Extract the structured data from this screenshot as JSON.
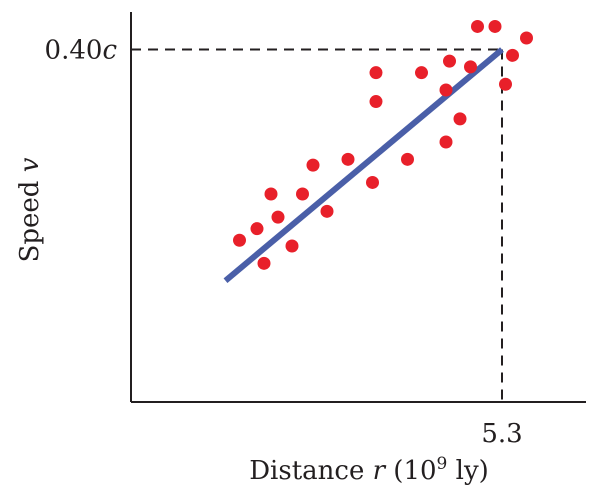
{
  "chart_data": {
    "type": "scatter",
    "title": "",
    "xlabel_main": "Distance ",
    "xlabel_var": "r",
    "xlabel_open": " (10",
    "xlabel_exp": "9",
    "xlabel_close": " ly)",
    "ylabel_main": "Speed ",
    "ylabel_var": "v",
    "reference": {
      "x": 5.3,
      "x_label": "5.3",
      "y": 0.4,
      "y_label_num": "0.40",
      "y_label_unit": "c"
    },
    "xlim": [
      0,
      6.5
    ],
    "ylim": [
      -0.21,
      0.465
    ],
    "grid": false,
    "legend": "none",
    "fit_line": {
      "x": [
        1.35,
        5.3
      ],
      "y": [
        0.0,
        0.4
      ],
      "color": "#4a5fa8"
    },
    "point_color": "#e8202a",
    "points": [
      [
        1.55,
        0.07
      ],
      [
        1.8,
        0.09
      ],
      [
        1.9,
        0.03
      ],
      [
        2.0,
        0.15
      ],
      [
        2.1,
        0.11
      ],
      [
        2.3,
        0.06
      ],
      [
        2.45,
        0.15
      ],
      [
        2.6,
        0.2
      ],
      [
        2.8,
        0.12
      ],
      [
        3.1,
        0.21
      ],
      [
        3.45,
        0.17
      ],
      [
        3.5,
        0.31
      ],
      [
        3.5,
        0.36
      ],
      [
        3.95,
        0.21
      ],
      [
        4.15,
        0.36
      ],
      [
        4.5,
        0.24
      ],
      [
        4.5,
        0.33
      ],
      [
        4.55,
        0.38
      ],
      [
        4.7,
        0.28
      ],
      [
        4.85,
        0.37
      ],
      [
        4.95,
        0.44
      ],
      [
        5.2,
        0.44
      ],
      [
        5.35,
        0.34
      ],
      [
        5.45,
        0.39
      ],
      [
        5.65,
        0.42
      ]
    ]
  }
}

******************************

*TASK TO COMPLETE*
The records above are to be reproduced exactly; the pictures are to be left out.

*FINAL RESULT*
Extract the structured data from this screenshot as JSON.
{
  "chart_data": {
    "type": "scatter",
    "title": "",
    "xlabel_main": "Distance ",
    "xlabel_var": "r",
    "xlabel_open": " (10",
    "xlabel_exp": "9",
    "xlabel_close": " ly)",
    "ylabel_main": "Speed ",
    "ylabel_var": "v",
    "reference": {
      "x": 5.3,
      "x_label": "5.3",
      "y": 0.4,
      "y_label_num": "0.40",
      "y_label_unit": "c"
    },
    "xlim": [
      0,
      6.5
    ],
    "ylim": [
      -0.21,
      0.465
    ],
    "grid": false,
    "legend": "none",
    "fit_line": {
      "x": [
        1.35,
        5.3
      ],
      "y": [
        0.0,
        0.4
      ],
      "color": "#4a5fa8"
    },
    "point_color": "#e8202a",
    "points": [
      [
        1.55,
        0.07
      ],
      [
        1.8,
        0.09
      ],
      [
        1.9,
        0.03
      ],
      [
        2.0,
        0.15
      ],
      [
        2.1,
        0.11
      ],
      [
        2.3,
        0.06
      ],
      [
        2.45,
        0.15
      ],
      [
        2.6,
        0.2
      ],
      [
        2.8,
        0.12
      ],
      [
        3.1,
        0.21
      ],
      [
        3.45,
        0.17
      ],
      [
        3.5,
        0.31
      ],
      [
        3.5,
        0.36
      ],
      [
        3.95,
        0.21
      ],
      [
        4.15,
        0.36
      ],
      [
        4.5,
        0.24
      ],
      [
        4.5,
        0.33
      ],
      [
        4.55,
        0.38
      ],
      [
        4.7,
        0.28
      ],
      [
        4.85,
        0.37
      ],
      [
        4.95,
        0.44
      ],
      [
        5.2,
        0.44
      ],
      [
        5.35,
        0.34
      ],
      [
        5.45,
        0.39
      ],
      [
        5.65,
        0.42
      ]
    ]
  }
}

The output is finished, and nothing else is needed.